# [AVAILABLE RECORDS]
○ ○ ○ ○ ○

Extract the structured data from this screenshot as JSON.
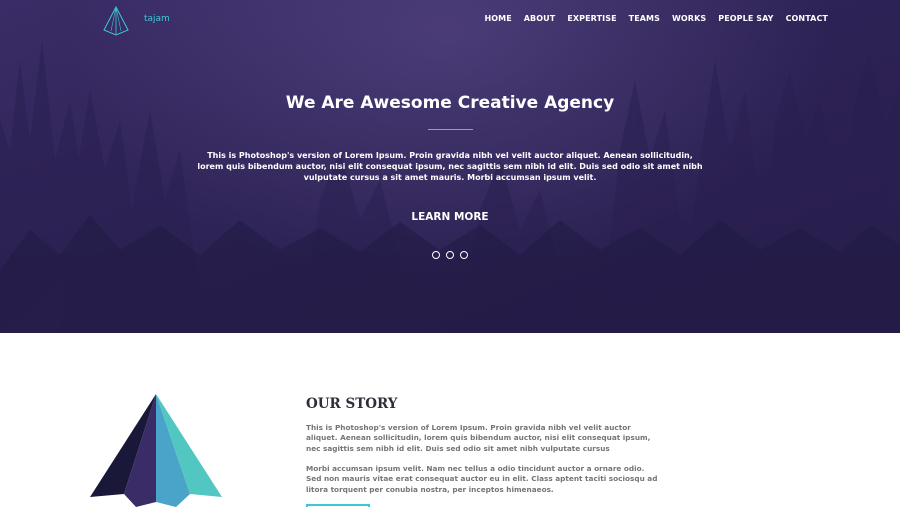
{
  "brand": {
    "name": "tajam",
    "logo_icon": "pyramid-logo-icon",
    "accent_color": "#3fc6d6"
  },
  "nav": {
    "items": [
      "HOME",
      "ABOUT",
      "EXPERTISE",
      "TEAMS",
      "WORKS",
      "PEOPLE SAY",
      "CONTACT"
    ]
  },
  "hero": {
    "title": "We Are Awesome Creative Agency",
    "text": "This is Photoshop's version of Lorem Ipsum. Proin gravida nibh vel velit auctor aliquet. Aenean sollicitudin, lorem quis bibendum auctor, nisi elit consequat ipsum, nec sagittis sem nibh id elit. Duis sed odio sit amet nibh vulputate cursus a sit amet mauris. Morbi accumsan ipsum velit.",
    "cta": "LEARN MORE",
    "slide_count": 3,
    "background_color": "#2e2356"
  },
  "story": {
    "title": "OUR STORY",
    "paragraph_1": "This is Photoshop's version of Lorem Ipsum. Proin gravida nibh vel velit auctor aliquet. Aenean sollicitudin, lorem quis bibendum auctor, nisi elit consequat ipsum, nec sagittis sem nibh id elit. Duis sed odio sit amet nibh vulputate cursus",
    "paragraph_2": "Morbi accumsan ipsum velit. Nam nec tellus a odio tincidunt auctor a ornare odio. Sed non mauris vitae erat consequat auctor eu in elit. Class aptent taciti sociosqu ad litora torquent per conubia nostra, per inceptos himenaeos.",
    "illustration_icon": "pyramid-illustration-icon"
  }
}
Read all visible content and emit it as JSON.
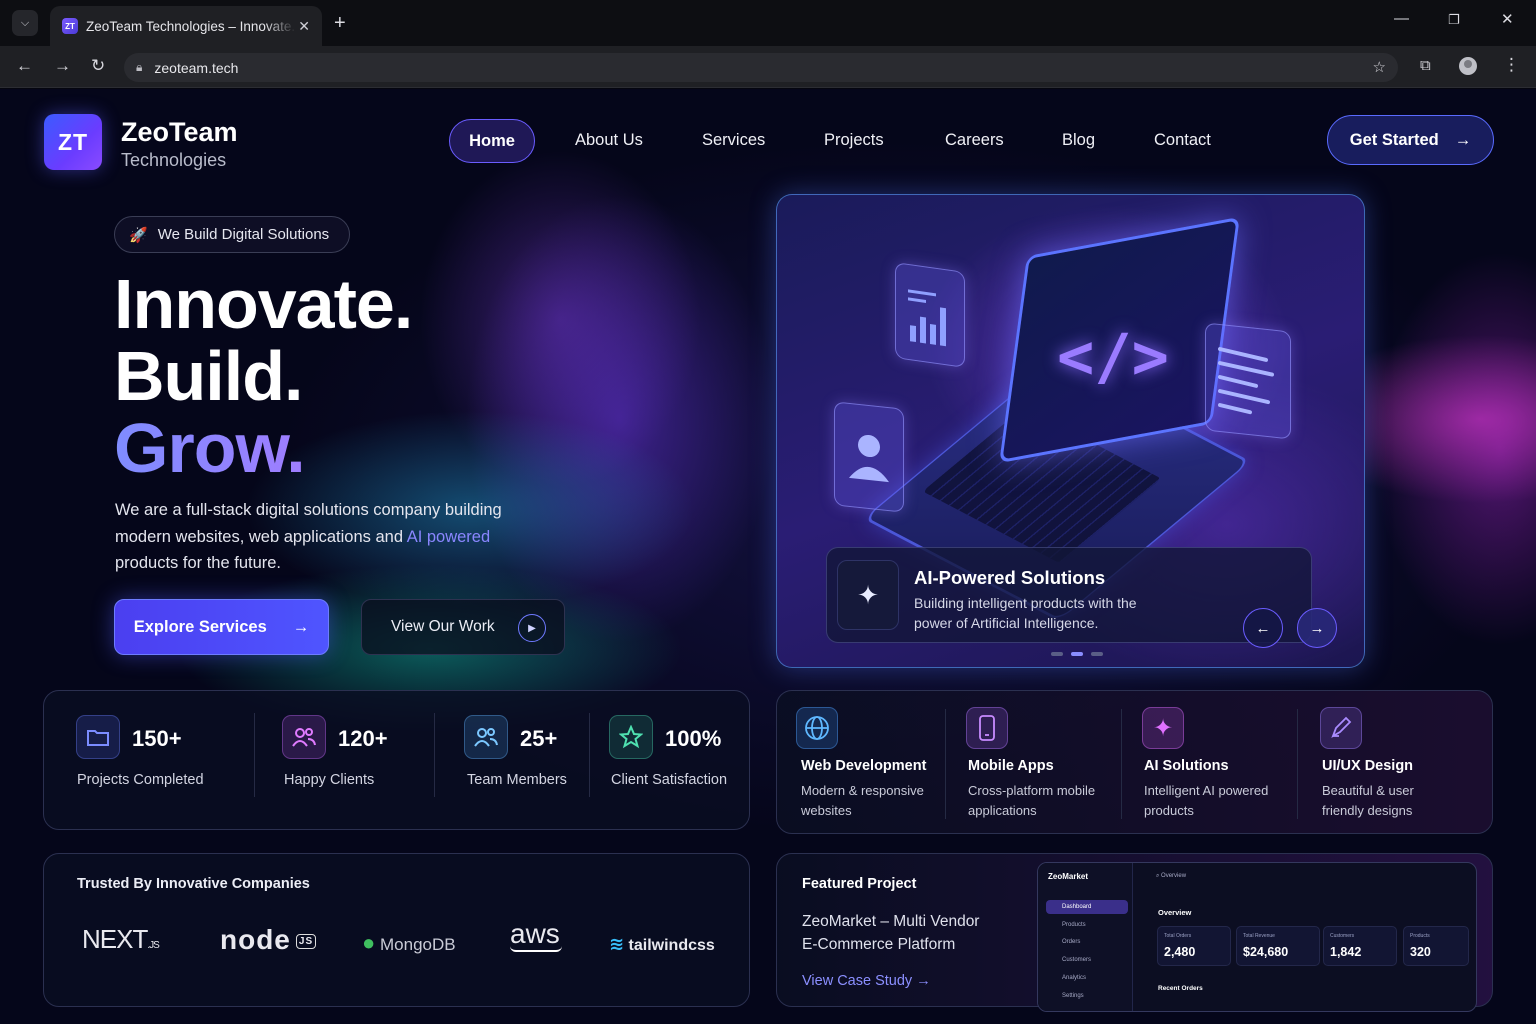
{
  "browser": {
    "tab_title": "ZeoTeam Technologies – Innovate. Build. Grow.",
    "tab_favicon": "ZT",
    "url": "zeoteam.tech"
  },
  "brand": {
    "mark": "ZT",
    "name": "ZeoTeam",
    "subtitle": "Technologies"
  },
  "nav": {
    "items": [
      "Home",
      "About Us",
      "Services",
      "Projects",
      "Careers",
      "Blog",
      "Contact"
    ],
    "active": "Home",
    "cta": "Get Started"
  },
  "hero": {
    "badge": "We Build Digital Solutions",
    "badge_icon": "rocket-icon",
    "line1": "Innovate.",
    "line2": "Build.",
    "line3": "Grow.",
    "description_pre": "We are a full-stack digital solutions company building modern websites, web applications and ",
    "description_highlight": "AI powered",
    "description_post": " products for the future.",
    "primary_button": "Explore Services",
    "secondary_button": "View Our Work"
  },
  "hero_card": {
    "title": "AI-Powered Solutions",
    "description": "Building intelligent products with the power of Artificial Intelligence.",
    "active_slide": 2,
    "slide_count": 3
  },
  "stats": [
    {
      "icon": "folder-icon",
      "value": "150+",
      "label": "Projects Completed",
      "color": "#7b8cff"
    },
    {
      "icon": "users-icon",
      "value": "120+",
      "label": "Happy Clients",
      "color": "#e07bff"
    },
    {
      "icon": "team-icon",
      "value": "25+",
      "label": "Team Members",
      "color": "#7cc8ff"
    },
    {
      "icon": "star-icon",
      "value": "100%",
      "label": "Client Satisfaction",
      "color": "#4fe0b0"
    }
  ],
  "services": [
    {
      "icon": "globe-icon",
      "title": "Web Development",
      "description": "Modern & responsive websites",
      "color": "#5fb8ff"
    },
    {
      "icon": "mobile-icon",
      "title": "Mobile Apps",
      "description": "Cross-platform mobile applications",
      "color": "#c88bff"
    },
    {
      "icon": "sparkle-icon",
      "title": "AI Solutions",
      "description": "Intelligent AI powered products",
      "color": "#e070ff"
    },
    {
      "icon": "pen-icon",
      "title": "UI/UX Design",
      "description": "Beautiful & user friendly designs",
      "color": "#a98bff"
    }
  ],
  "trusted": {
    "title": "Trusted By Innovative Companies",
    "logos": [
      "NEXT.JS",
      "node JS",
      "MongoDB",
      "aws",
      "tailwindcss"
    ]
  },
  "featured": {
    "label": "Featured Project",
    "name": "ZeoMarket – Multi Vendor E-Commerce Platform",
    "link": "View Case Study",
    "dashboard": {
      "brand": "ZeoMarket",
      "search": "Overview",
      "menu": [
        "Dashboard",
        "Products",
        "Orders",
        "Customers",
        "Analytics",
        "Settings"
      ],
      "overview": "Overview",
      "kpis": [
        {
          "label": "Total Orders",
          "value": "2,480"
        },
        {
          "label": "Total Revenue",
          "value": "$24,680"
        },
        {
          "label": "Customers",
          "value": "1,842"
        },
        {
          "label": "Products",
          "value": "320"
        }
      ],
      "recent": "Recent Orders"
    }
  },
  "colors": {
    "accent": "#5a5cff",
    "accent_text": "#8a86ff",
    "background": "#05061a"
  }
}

○ ○ ○ ○ ○

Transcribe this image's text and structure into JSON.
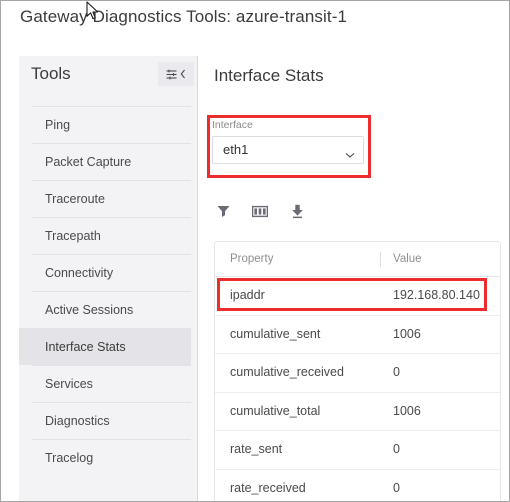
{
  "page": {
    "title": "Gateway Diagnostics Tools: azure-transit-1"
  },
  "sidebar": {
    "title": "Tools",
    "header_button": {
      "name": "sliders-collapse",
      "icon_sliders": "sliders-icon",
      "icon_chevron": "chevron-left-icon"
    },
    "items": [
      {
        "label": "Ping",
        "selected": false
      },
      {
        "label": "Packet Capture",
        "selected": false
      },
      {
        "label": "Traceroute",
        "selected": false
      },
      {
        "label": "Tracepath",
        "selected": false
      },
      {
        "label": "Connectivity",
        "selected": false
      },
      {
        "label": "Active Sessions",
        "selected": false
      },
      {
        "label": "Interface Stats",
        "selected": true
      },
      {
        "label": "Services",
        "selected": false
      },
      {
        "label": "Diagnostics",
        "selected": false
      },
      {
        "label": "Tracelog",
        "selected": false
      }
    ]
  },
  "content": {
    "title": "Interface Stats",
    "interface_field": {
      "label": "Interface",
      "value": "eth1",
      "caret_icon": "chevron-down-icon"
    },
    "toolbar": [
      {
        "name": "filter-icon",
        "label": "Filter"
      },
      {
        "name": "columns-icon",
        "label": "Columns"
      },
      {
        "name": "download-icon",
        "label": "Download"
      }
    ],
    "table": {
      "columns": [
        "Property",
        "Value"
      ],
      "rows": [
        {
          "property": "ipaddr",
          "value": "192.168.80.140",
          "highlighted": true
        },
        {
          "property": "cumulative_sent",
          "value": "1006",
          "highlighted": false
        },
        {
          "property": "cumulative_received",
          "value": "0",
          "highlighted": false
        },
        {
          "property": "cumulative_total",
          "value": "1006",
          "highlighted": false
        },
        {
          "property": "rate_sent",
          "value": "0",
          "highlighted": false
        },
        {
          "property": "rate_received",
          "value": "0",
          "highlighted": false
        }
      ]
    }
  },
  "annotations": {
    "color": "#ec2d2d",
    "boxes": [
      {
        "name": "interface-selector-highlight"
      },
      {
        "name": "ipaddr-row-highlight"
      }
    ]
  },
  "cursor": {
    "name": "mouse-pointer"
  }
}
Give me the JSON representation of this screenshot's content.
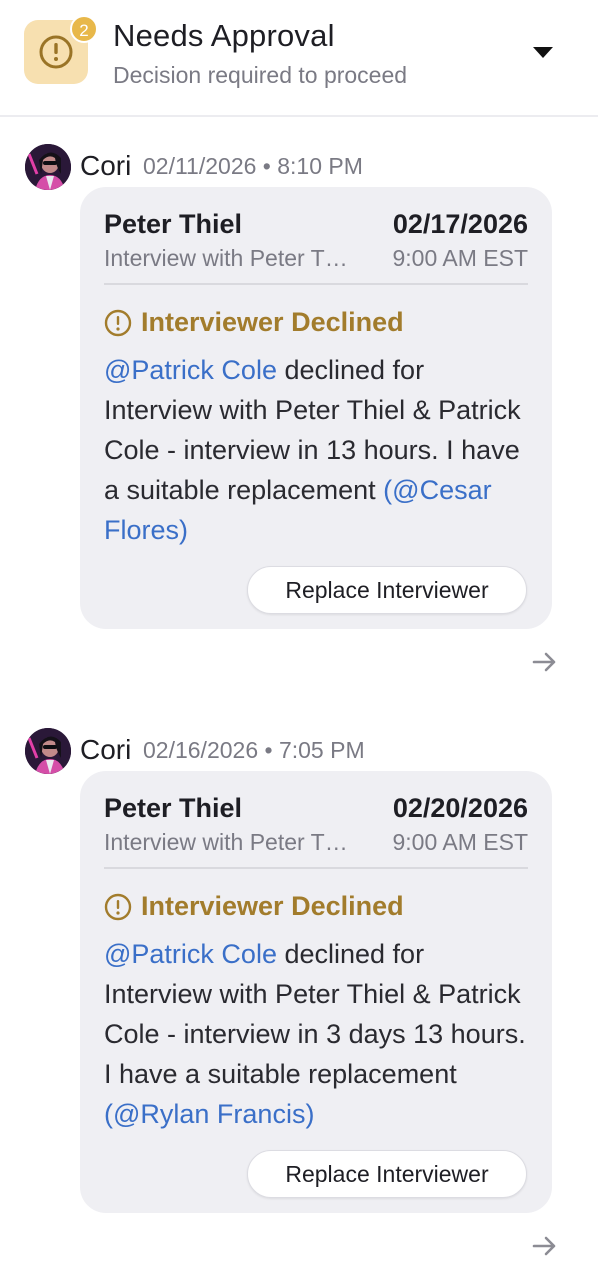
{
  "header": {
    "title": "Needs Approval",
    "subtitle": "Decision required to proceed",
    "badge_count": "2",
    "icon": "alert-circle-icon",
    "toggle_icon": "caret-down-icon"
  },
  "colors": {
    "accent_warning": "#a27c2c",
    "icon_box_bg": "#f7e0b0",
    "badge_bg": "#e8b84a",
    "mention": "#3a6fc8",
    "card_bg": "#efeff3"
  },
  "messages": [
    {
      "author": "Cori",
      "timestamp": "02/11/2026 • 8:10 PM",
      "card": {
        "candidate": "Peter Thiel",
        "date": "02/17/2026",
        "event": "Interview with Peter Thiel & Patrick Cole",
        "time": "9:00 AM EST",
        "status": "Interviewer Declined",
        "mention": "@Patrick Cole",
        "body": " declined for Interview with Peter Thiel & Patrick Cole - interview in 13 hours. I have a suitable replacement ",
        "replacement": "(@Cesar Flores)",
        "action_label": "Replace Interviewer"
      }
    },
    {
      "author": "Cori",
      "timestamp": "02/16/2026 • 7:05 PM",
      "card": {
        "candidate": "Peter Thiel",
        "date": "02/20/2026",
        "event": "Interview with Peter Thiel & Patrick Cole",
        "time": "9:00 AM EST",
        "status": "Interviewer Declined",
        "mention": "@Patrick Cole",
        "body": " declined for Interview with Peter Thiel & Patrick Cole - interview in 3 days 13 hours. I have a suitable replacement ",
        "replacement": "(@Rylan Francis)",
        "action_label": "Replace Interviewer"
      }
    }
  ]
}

○ ○ ○ ○ ○

# [WHAT THIS TASK INVOLVES]
In the listing, how many lines hold "Grow"? Answer with a bare number.

# [COMPLETE OUTPUT]
2